[Collection entries]
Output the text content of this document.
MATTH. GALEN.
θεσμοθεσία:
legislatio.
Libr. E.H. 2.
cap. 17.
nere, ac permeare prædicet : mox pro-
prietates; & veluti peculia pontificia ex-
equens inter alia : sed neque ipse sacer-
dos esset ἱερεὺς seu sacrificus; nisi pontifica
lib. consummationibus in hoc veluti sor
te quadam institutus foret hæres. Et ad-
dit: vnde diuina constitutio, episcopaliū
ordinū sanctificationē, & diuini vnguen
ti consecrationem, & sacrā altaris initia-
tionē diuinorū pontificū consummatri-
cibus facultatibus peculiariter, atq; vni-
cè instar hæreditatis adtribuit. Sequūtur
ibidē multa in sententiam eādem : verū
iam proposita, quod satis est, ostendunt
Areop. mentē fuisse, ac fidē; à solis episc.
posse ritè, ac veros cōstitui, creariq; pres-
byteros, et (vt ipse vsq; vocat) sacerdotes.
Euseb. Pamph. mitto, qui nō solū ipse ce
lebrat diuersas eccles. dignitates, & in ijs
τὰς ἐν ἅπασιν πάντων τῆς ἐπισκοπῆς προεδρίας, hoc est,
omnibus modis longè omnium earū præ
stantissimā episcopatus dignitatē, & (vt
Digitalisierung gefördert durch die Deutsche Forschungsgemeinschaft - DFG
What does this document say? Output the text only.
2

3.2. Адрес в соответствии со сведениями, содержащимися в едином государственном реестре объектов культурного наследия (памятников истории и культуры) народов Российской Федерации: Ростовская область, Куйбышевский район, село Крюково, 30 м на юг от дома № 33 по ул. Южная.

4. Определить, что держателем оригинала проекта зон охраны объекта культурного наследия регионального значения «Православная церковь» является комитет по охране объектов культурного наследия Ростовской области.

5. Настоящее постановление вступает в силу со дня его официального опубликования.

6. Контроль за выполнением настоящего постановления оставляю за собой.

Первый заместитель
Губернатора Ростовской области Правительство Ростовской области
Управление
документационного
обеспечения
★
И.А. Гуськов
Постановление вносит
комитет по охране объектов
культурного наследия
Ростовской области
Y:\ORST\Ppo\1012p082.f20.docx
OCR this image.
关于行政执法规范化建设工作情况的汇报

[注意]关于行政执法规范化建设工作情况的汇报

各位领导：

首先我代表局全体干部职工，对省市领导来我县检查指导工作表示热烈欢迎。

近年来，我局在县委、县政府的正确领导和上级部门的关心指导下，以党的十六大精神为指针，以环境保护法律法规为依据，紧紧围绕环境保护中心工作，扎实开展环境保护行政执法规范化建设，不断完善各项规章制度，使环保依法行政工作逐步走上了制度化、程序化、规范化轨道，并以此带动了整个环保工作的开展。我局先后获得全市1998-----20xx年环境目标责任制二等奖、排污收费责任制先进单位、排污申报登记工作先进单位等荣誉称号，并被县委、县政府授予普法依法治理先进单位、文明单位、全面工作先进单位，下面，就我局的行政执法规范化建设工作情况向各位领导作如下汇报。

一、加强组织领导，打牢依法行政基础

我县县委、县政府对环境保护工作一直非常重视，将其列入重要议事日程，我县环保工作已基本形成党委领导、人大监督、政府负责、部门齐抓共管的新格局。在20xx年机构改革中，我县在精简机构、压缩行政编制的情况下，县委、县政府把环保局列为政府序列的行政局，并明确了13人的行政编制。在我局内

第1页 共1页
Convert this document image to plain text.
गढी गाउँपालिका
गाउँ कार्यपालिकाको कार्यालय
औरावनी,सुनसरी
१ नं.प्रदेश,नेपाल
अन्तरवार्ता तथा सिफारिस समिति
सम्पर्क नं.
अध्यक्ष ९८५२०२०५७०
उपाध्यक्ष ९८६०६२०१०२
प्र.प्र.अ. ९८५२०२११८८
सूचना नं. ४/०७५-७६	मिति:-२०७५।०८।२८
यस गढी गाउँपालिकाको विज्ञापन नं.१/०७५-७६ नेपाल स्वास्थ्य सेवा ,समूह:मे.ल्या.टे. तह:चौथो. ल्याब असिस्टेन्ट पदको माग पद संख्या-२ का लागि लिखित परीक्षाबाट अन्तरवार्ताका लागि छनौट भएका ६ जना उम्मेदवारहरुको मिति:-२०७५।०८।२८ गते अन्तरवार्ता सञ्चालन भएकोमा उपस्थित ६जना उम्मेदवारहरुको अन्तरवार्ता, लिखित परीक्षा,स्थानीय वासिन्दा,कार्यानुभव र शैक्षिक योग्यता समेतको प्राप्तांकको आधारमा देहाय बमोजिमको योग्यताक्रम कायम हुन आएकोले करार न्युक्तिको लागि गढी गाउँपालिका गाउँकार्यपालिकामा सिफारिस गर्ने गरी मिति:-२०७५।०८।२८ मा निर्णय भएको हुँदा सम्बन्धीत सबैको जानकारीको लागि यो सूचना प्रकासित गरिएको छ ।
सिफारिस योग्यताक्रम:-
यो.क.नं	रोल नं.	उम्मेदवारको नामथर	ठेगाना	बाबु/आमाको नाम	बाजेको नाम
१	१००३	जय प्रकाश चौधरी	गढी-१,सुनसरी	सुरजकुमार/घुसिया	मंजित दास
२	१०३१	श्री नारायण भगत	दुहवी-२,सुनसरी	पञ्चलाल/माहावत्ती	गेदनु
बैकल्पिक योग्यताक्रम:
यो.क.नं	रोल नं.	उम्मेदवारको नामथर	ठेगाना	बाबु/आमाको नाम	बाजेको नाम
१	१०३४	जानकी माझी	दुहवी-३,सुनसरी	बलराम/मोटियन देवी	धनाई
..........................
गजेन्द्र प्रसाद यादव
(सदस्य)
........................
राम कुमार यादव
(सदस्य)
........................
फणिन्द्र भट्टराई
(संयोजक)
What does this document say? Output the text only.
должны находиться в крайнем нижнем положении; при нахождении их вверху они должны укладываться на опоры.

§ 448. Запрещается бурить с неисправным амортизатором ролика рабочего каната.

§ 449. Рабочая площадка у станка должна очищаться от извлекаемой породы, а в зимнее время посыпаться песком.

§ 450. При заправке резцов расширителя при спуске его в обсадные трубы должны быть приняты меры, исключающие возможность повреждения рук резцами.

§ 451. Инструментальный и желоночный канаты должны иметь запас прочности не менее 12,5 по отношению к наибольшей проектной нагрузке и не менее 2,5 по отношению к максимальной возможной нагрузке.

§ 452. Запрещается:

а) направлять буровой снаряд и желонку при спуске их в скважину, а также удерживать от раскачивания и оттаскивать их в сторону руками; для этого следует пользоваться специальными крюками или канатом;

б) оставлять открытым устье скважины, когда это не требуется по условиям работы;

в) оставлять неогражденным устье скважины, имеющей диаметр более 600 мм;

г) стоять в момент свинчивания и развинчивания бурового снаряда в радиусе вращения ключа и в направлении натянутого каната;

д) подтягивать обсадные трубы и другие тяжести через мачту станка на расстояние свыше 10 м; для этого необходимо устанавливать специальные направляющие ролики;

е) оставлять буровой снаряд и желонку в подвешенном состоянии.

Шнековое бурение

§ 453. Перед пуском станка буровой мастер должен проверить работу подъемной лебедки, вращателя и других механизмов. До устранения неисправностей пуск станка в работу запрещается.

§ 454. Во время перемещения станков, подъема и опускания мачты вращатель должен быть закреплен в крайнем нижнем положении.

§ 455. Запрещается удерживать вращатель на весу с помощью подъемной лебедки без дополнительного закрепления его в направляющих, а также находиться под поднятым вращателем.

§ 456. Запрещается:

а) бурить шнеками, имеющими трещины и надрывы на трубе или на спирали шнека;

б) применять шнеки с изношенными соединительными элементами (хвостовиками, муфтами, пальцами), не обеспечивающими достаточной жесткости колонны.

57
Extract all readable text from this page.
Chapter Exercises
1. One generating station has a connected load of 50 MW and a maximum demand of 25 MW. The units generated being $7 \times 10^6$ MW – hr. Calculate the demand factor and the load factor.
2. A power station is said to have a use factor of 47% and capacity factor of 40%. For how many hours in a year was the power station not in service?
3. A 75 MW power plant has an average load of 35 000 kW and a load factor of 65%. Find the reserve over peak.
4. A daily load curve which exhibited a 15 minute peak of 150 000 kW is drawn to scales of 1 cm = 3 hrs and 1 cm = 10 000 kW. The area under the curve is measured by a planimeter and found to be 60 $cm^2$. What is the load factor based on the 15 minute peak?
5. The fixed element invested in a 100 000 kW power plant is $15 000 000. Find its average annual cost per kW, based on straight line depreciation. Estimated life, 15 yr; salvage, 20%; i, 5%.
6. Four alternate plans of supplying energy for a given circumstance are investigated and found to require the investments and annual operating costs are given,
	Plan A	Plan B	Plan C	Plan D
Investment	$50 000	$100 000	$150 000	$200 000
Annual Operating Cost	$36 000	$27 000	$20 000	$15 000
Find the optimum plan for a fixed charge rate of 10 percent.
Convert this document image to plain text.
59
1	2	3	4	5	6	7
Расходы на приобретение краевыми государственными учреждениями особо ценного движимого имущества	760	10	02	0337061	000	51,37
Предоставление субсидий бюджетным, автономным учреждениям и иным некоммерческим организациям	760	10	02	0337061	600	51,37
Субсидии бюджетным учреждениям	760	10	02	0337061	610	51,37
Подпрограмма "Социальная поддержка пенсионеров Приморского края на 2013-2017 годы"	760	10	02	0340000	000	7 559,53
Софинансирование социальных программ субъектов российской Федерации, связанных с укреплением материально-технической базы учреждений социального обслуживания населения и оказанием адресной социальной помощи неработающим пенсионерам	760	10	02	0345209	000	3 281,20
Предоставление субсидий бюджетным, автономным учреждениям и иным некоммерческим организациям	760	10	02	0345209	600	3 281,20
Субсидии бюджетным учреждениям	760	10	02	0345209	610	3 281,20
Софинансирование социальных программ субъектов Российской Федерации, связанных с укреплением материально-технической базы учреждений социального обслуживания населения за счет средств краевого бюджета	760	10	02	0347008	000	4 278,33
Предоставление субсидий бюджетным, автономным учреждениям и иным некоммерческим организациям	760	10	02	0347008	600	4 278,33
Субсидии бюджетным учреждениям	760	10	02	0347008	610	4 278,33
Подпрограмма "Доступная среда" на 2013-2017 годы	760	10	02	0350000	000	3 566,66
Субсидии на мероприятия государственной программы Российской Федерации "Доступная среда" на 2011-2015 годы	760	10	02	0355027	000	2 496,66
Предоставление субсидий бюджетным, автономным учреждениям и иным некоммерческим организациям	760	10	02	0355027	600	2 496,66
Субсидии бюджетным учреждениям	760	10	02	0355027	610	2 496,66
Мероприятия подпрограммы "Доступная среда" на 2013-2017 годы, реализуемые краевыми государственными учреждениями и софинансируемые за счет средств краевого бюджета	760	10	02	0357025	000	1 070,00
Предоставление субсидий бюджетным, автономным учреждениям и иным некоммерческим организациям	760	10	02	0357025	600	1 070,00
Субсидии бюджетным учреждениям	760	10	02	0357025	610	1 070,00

#### [Stated goal]
Count how many lines of the data include the word "этого". Your reply should be that number alone.

#### [Finished answer]
2